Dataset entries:
-- start --
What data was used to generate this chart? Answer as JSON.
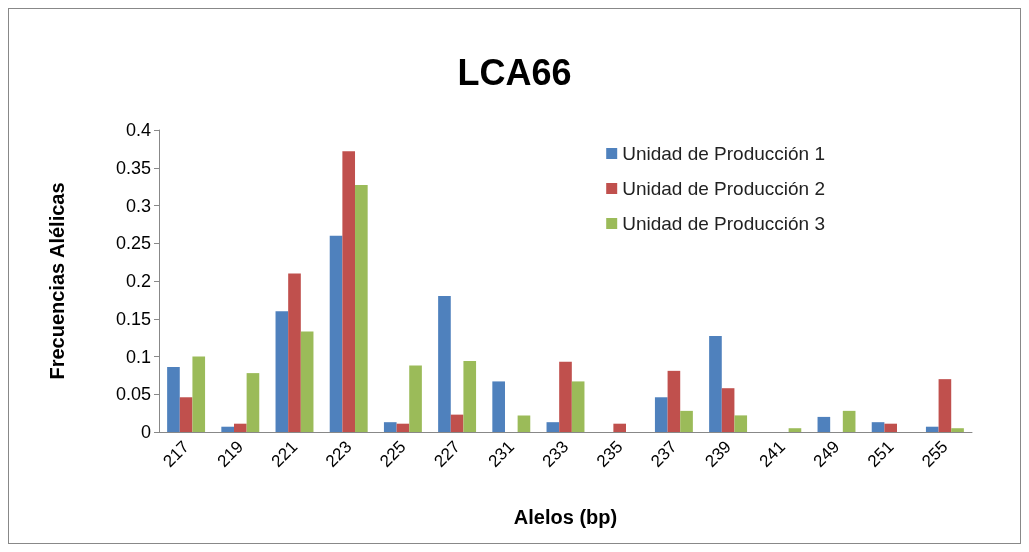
{
  "chart_data": {
    "type": "bar",
    "title": "LCA66",
    "xlabel": "Alelos (bp)",
    "ylabel": "Frecuencias Alélicas",
    "categories": [
      "217",
      "219",
      "221",
      "223",
      "225",
      "227",
      "231",
      "233",
      "235",
      "237",
      "239",
      "241",
      "249",
      "251",
      "255"
    ],
    "series": [
      {
        "name": "Unidad de Producción 1",
        "color": "#4f81bd",
        "values": [
          0.086,
          0.007,
          0.16,
          0.26,
          0.013,
          0.18,
          0.067,
          0.013,
          0,
          0.046,
          0.127,
          0,
          0.02,
          0.013,
          0.007
        ]
      },
      {
        "name": "Unidad de Producción 2",
        "color": "#c0504d",
        "values": [
          0.046,
          0.011,
          0.21,
          0.372,
          0.011,
          0.023,
          0,
          0.093,
          0.011,
          0.081,
          0.058,
          0,
          0,
          0.011,
          0.07
        ]
      },
      {
        "name": "Unidad de Producción 3",
        "color": "#9bbb59",
        "values": [
          0.1,
          0.078,
          0.133,
          0.327,
          0.088,
          0.094,
          0.022,
          0.067,
          0,
          0.028,
          0.022,
          0.005,
          0.028,
          0,
          0.005
        ]
      }
    ],
    "ylim": [
      0,
      0.4
    ],
    "yticks": [
      0,
      0.05,
      0.1,
      0.15,
      0.2,
      0.25,
      0.3,
      0.35,
      0.4
    ],
    "grid": false,
    "legend": "top right"
  }
}
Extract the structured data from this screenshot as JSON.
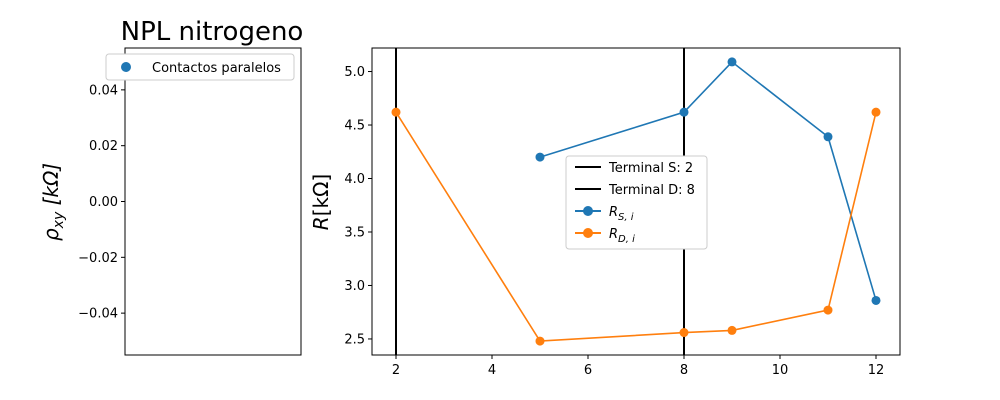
{
  "chart_data": [
    {
      "type": "scatter",
      "title": "NPL nitrogeno",
      "ylabel": "ρxy [kΩ]",
      "ylabel_parts": {
        "main": "ρ",
        "sub": "xy",
        "unit": " [kΩ]"
      },
      "xlabel": "",
      "ylim": [
        -0.055,
        0.055
      ],
      "yticks": [
        "0.04",
        "0.02",
        "0.00",
        "−0.02",
        "−0.04"
      ],
      "ytick_values": [
        0.04,
        0.02,
        0.0,
        -0.02,
        -0.04
      ],
      "xticks": [],
      "grid": false,
      "legend_position": "top-right",
      "series": [
        {
          "name": "Contactos paralelos",
          "color": "#1f77b4",
          "x": [],
          "y": []
        }
      ]
    },
    {
      "type": "line",
      "title": "",
      "xlabel": "",
      "ylabel": "R[kΩ]",
      "ylabel_parts": {
        "main": "R",
        "unit": "[kΩ]"
      },
      "xlim": [
        1.5,
        12.5
      ],
      "ylim": [
        2.35,
        5.22
      ],
      "xticks": [
        "2",
        "4",
        "6",
        "8",
        "10",
        "12"
      ],
      "xtick_values": [
        2,
        4,
        6,
        8,
        10,
        12
      ],
      "yticks": [
        "2.5",
        "3.0",
        "3.5",
        "4.0",
        "4.5",
        "5.0"
      ],
      "ytick_values": [
        2.5,
        3.0,
        3.5,
        4.0,
        4.5,
        5.0
      ],
      "grid": false,
      "legend_position": "center",
      "vlines": [
        {
          "name": "Terminal S: 2",
          "x": 2,
          "color": "#000000"
        },
        {
          "name": "Terminal D: 8",
          "x": 8,
          "color": "#000000"
        }
      ],
      "series": [
        {
          "name": "R_{S,i}",
          "name_parts": {
            "main": "R",
            "sub": "S, i"
          },
          "color": "#1f77b4",
          "x": [
            5,
            8,
            9,
            11,
            12
          ],
          "y": [
            4.2,
            4.62,
            5.09,
            4.39,
            2.86
          ]
        },
        {
          "name": "R_{D,i}",
          "name_parts": {
            "main": "R",
            "sub": "D, i"
          },
          "color": "#ff7f0e",
          "x": [
            2,
            5,
            8,
            9,
            11,
            12
          ],
          "y": [
            4.62,
            2.48,
            2.56,
            2.58,
            2.77,
            4.62
          ]
        }
      ]
    }
  ]
}
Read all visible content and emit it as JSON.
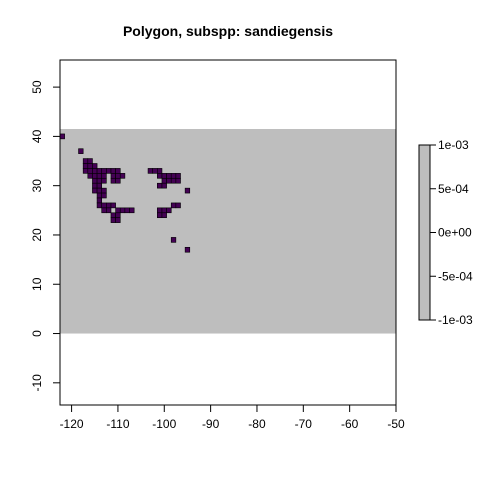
{
  "chart_data": {
    "type": "heatmap",
    "title": "Polygon, subspp: sandiegensis",
    "xlabel": "",
    "ylabel": "",
    "xlim": [
      -122.5,
      -50
    ],
    "ylim": [
      -14.5,
      55.5
    ],
    "x_ticks": [
      -120,
      -110,
      -100,
      -90,
      -80,
      -70,
      -60,
      -50
    ],
    "x_tick_labels": [
      "-120",
      "-110",
      "-100",
      "-90",
      "-80",
      "-70",
      "-60",
      "-50"
    ],
    "y_ticks": [
      -10,
      0,
      10,
      20,
      30,
      40,
      50
    ],
    "y_tick_labels": [
      "-10",
      "0",
      "10",
      "20",
      "30",
      "40",
      "50"
    ],
    "grid": false,
    "colors": {
      "background_cell": "#bebebe",
      "presence_cell": "#440154",
      "cell_border": "#000000"
    },
    "raster_extent": {
      "xmin": -122.5,
      "xmax": -50,
      "ymin": 0,
      "ymax": 41.5,
      "background_value": 0
    },
    "cell_size": 1,
    "presence_cells": [
      [
        -122,
        40
      ],
      [
        -118,
        37
      ],
      [
        -117,
        35
      ],
      [
        -116,
        35
      ],
      [
        -117,
        34
      ],
      [
        -116,
        34
      ],
      [
        -115,
        34
      ],
      [
        -117,
        33
      ],
      [
        -116,
        33
      ],
      [
        -115,
        33
      ],
      [
        -114,
        33
      ],
      [
        -113,
        33
      ],
      [
        -112,
        33
      ],
      [
        -111,
        33
      ],
      [
        -110,
        33
      ],
      [
        -116,
        32
      ],
      [
        -115,
        32
      ],
      [
        -114,
        32
      ],
      [
        -113,
        32
      ],
      [
        -111,
        32
      ],
      [
        -110,
        32
      ],
      [
        -109,
        32
      ],
      [
        -115,
        31
      ],
      [
        -114,
        31
      ],
      [
        -113,
        31
      ],
      [
        -111,
        31
      ],
      [
        -110,
        31
      ],
      [
        -115,
        30
      ],
      [
        -114,
        30
      ],
      [
        -115,
        29
      ],
      [
        -114,
        29
      ],
      [
        -113,
        29
      ],
      [
        -114,
        28
      ],
      [
        -113,
        28
      ],
      [
        -114,
        27
      ],
      [
        -114,
        26
      ],
      [
        -113,
        26
      ],
      [
        -112,
        26
      ],
      [
        -111,
        26
      ],
      [
        -113,
        25
      ],
      [
        -112,
        25
      ],
      [
        -110,
        25
      ],
      [
        -109,
        25
      ],
      [
        -108,
        25
      ],
      [
        -107,
        25
      ],
      [
        -111,
        24
      ],
      [
        -110,
        24
      ],
      [
        -111,
        23
      ],
      [
        -110,
        23
      ],
      [
        -103,
        33
      ],
      [
        -102,
        33
      ],
      [
        -101,
        33
      ],
      [
        -101,
        32
      ],
      [
        -100,
        32
      ],
      [
        -99,
        32
      ],
      [
        -98,
        32
      ],
      [
        -97,
        32
      ],
      [
        -100,
        31
      ],
      [
        -99,
        31
      ],
      [
        -98,
        31
      ],
      [
        -97,
        31
      ],
      [
        -101,
        30
      ],
      [
        -100,
        30
      ],
      [
        -95,
        29
      ],
      [
        -98,
        26
      ],
      [
        -97,
        26
      ],
      [
        -101,
        25
      ],
      [
        -100,
        25
      ],
      [
        -99,
        25
      ],
      [
        -101,
        24
      ],
      [
        -100,
        24
      ],
      [
        -98,
        19
      ],
      [
        -95,
        17
      ]
    ],
    "legend": {
      "position": "right",
      "tick_labels": [
        "1e-03",
        "5e-04",
        "0e+00",
        "-5e-04",
        "-1e-03"
      ],
      "tick_values": [
        0.001,
        0.0005,
        0,
        -0.0005,
        -0.001
      ],
      "range": [
        -0.001,
        0.001
      ],
      "color": "#bebebe"
    }
  }
}
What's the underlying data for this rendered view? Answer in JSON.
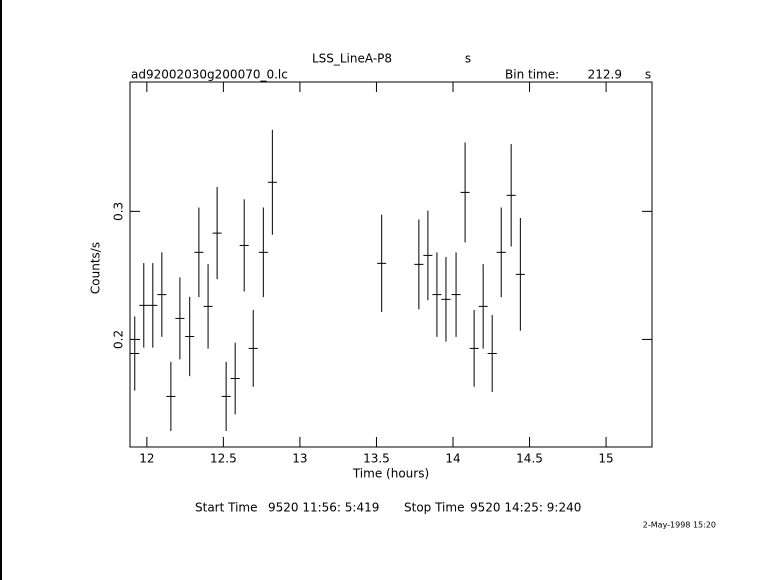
{
  "chart_data": {
    "type": "errorbar",
    "title": "LSS_LineA-P8",
    "title_unit": "s",
    "file": "ad92002030g200070_0.lc",
    "bin_time_label": "Bin time:",
    "bin_time": 212.9,
    "bin_time_unit": "s",
    "xlabel": "Time (hours)",
    "ylabel": "Counts/s",
    "x": [
      11.921,
      11.98,
      12.039,
      12.098,
      12.157,
      12.216,
      12.28,
      12.34,
      12.4,
      12.459,
      12.518,
      12.577,
      12.636,
      12.695,
      12.761,
      12.82,
      13.534,
      13.777,
      13.836,
      13.895,
      13.954,
      14.02,
      14.079,
      14.138,
      14.197,
      14.256,
      14.315,
      14.38,
      14.44
    ],
    "values": [
      0.189,
      0.2266,
      0.2266,
      0.235,
      0.1555,
      0.2164,
      0.2023,
      0.268,
      0.2258,
      0.283,
      0.1555,
      0.1695,
      0.2734,
      0.193,
      0.268,
      0.3227,
      0.2594,
      0.2586,
      0.2656,
      0.235,
      0.2313,
      0.235,
      0.3148,
      0.193,
      0.2258,
      0.189,
      0.268,
      0.3125,
      0.2508
    ],
    "errors": [
      0.029,
      0.033,
      0.033,
      0.033,
      0.027,
      0.032,
      0.031,
      0.035,
      0.033,
      0.036,
      0.027,
      0.028,
      0.036,
      0.03,
      0.035,
      0.041,
      0.038,
      0.035,
      0.035,
      0.033,
      0.033,
      0.033,
      0.039,
      0.03,
      0.033,
      0.03,
      0.035,
      0.04,
      0.044
    ],
    "color": "#000000",
    "xlim": [
      11.89,
      15.3
    ],
    "ylim": [
      0.116,
      0.401
    ],
    "xticks": [
      12,
      12.5,
      13,
      13.5,
      14,
      14.5,
      15
    ],
    "yticks": [
      0.2,
      0.3
    ],
    "start_label": "Start Time",
    "start": "9520 11:56: 5:419",
    "stop_label": "Stop Time",
    "stop": "9520 14:25: 9:240",
    "date": "2-May-1998 15:20"
  }
}
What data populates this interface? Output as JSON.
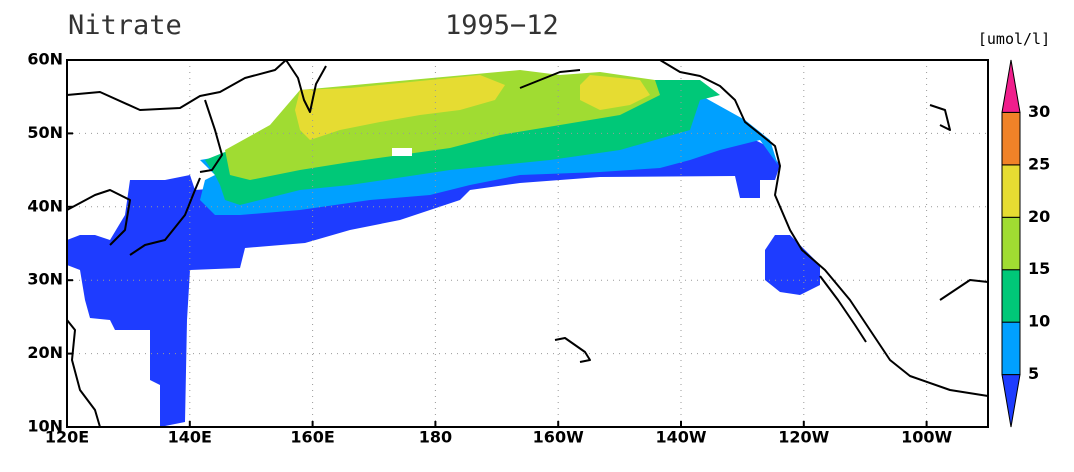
{
  "title": "Nitrate",
  "date": "1995−12",
  "unit": "[umol/l]",
  "lon_range": [
    120,
    270
  ],
  "lat_range": [
    10,
    60
  ],
  "lon_ticks": [
    {
      "value": 120,
      "label": "120E"
    },
    {
      "value": 140,
      "label": "140E"
    },
    {
      "value": 160,
      "label": "160E"
    },
    {
      "value": 180,
      "label": "180"
    },
    {
      "value": 200,
      "label": "160W"
    },
    {
      "value": 220,
      "label": "140W"
    },
    {
      "value": 240,
      "label": "120W"
    },
    {
      "value": 260,
      "label": "100W"
    }
  ],
  "lat_ticks": [
    {
      "value": 10,
      "label": "10N"
    },
    {
      "value": 20,
      "label": "20N"
    },
    {
      "value": 30,
      "label": "30N"
    },
    {
      "value": 40,
      "label": "40N"
    },
    {
      "value": 50,
      "label": "50N"
    },
    {
      "value": 60,
      "label": "60N"
    }
  ],
  "grid": true,
  "colorbar": {
    "levels": [
      5,
      10,
      15,
      20,
      25,
      30
    ],
    "colors": [
      "#1e3cff",
      "#00a0ff",
      "#00c878",
      "#a0dc32",
      "#e6dc32",
      "#f08228",
      "#f01e8c"
    ]
  }
}
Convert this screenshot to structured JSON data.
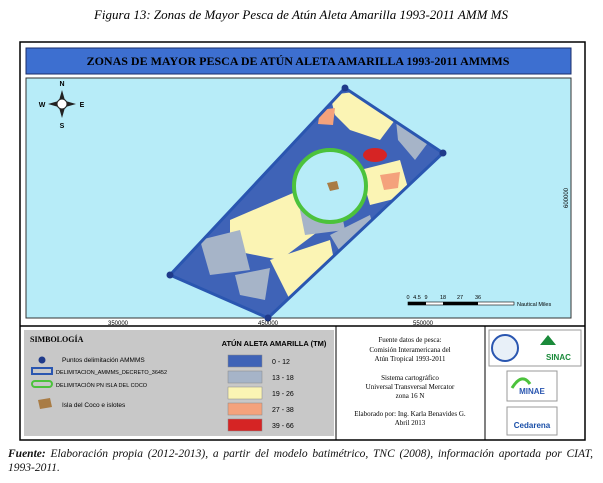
{
  "caption": "Figura 13: Zonas de Mayor Pesca de Atún Aleta Amarilla 1993-2011 AMM MS",
  "map": {
    "title": "ZONAS DE MAYOR PESCA DE ATÚN ALETA AMARILLA 1993-2011 AMMMS",
    "compass": {
      "n": "N",
      "s": "S",
      "e": "E",
      "w": "W"
    },
    "x_labels": [
      "350000",
      "450000",
      "550000"
    ],
    "y_label": "600000",
    "scale_bar": {
      "ticks": [
        "0",
        "4.5",
        "9",
        "18",
        "27",
        "36"
      ],
      "unit": "Nautical Miles"
    }
  },
  "legend": {
    "title": "SIMBOLOGÍA",
    "items": [
      "Puntos delimitación AMMMS",
      "DELIMITACION_AMMMS_DECRETO_36452",
      "DELIMITACIÓN PN ISLA DEL COCO",
      "Isla del Coco e islotes"
    ],
    "catch": {
      "title": "ATÚN ALETA AMARILLA (TM)",
      "classes": [
        {
          "label": "0 - 12",
          "color": "#3f63b7"
        },
        {
          "label": "13 - 18",
          "color": "#a6b4c8"
        },
        {
          "label": "19 - 26",
          "color": "#fbf4b4"
        },
        {
          "label": "27 - 38",
          "color": "#f4a27c"
        },
        {
          "label": "39 - 66",
          "color": "#d62424"
        }
      ]
    }
  },
  "info": [
    "Fuente datos de pesca:",
    "Comisión Interamericana del",
    "Atún Tropical 1993-2011",
    "Sistema cartográfico",
    "Universal Transversal Mercator",
    "zona 16 N",
    "Elaborado por: Ing. Karla Benavides G.",
    "Abril 2013"
  ],
  "logos": [
    "SINAC",
    "MINAE",
    "Cedarena"
  ],
  "footnote": {
    "label": "Fuente:",
    "text": " Elaboración propia (2012-2013), a partir del modelo batimétrico, TNC (2008), información aportada por CIAT, 1993-2011."
  }
}
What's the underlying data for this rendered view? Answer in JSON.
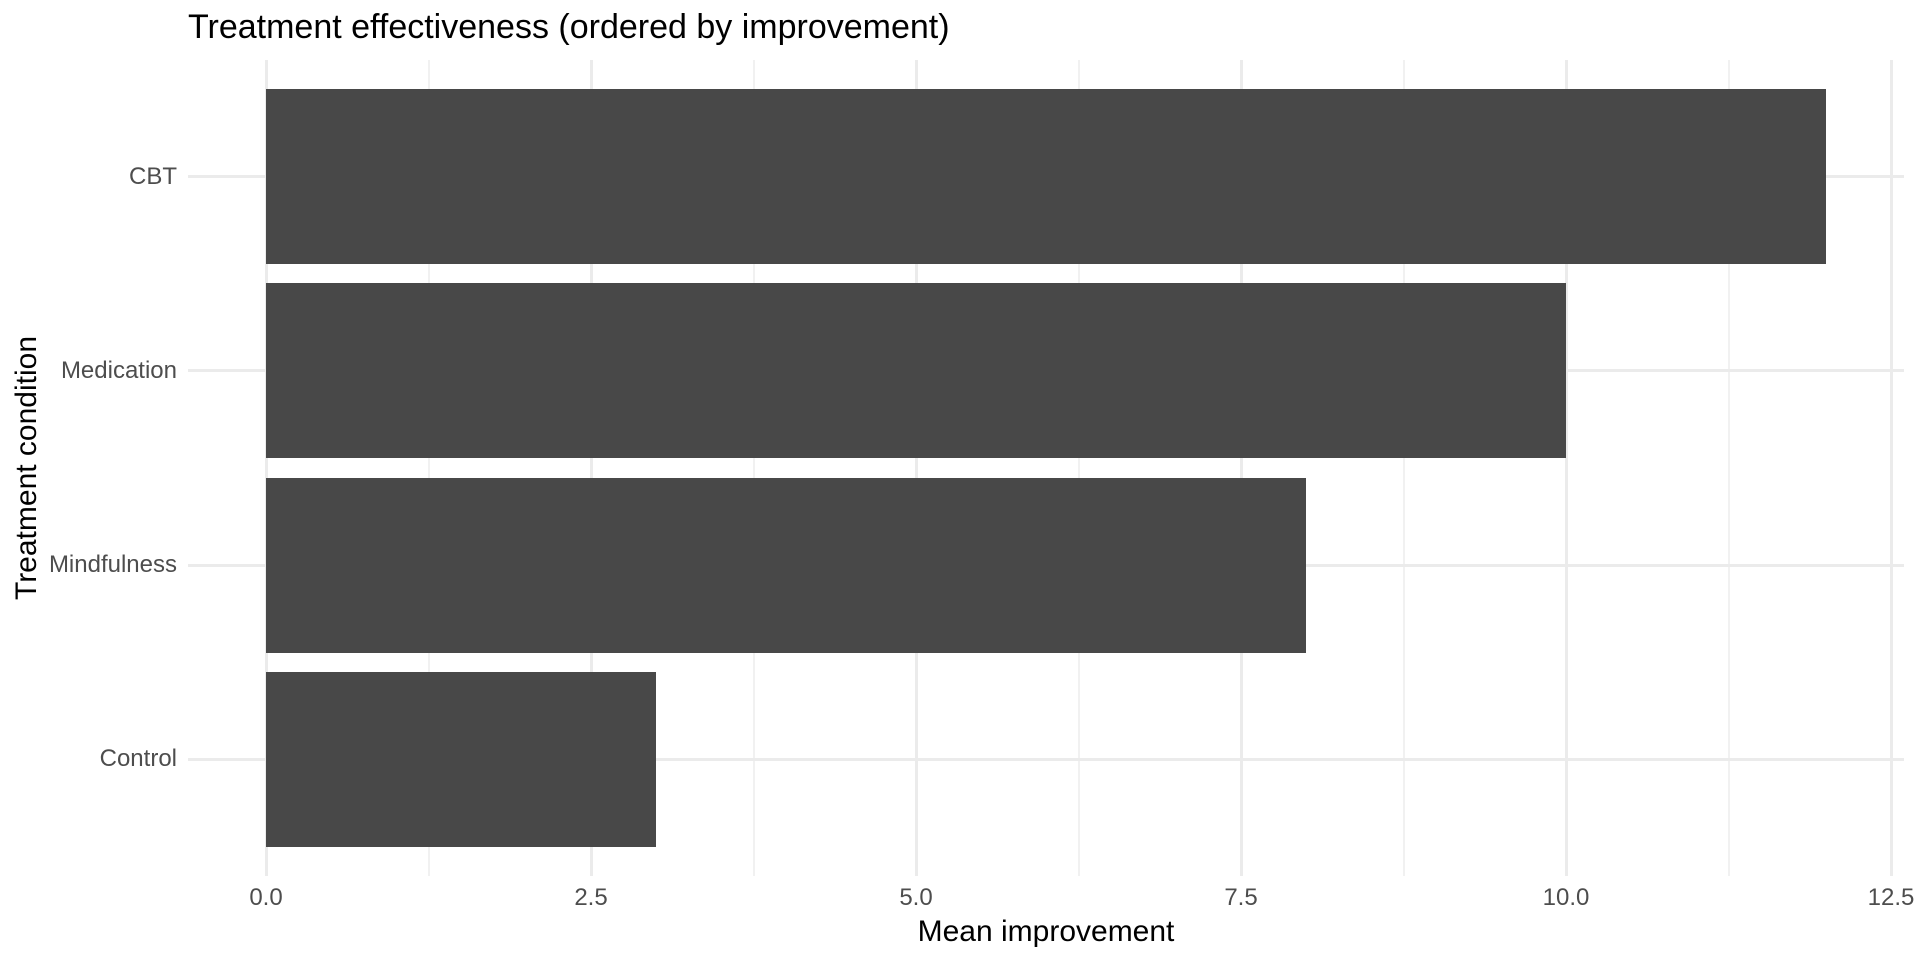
-- end --
SET TASK: Your task is to set down exactly the lines that run from the line holding "Convert this screenshot" through the close of the entries, including both ends. Pictures stay out.

OUTPUT FOR THIS EXERCISE:
Convert this screenshot to structured JSON data.
{
  "caption": "Figura 13: Zonas de Mayor Pesca de Atún Aleta Amarilla 1993-2011 AMM MS",
  "map": {
    "title": "ZONAS DE MAYOR PESCA DE ATÚN ALETA AMARILLA 1993-2011 AMMMS",
    "compass": {
      "n": "N",
      "s": "S",
      "e": "E",
      "w": "W"
    },
    "x_labels": [
      "350000",
      "450000",
      "550000"
    ],
    "y_label": "600000",
    "scale_bar": {
      "ticks": [
        "0",
        "4.5",
        "9",
        "18",
        "27",
        "36"
      ],
      "unit": "Nautical Miles"
    }
  },
  "legend": {
    "title": "SIMBOLOGÍA",
    "items": [
      "Puntos delimitación AMMMS",
      "DELIMITACION_AMMMS_DECRETO_36452",
      "DELIMITACIÓN PN ISLA DEL COCO",
      "Isla del Coco e islotes"
    ],
    "catch": {
      "title": "ATÚN ALETA AMARILLA (TM)",
      "classes": [
        {
          "label": "0 - 12",
          "color": "#3f63b7"
        },
        {
          "label": "13 - 18",
          "color": "#a6b4c8"
        },
        {
          "label": "19 - 26",
          "color": "#fbf4b4"
        },
        {
          "label": "27 - 38",
          "color": "#f4a27c"
        },
        {
          "label": "39 - 66",
          "color": "#d62424"
        }
      ]
    }
  },
  "info": [
    "Fuente datos de pesca:",
    "Comisión Interamericana del",
    "Atún Tropical 1993-2011",
    "Sistema cartográfico",
    "Universal Transversal Mercator",
    "zona 16 N",
    "Elaborado por: Ing. Karla Benavides G.",
    "Abril 2013"
  ],
  "logos": [
    "SINAC",
    "MINAE",
    "Cedarena"
  ],
  "footnote": {
    "label": "Fuente:",
    "text": " Elaboración propia (2012-2013), a partir del modelo batimétrico, TNC (2008), información aportada por CIAT, 1993-2011."
  }
}
What's the underlying data for this rendered view? Answer in JSON.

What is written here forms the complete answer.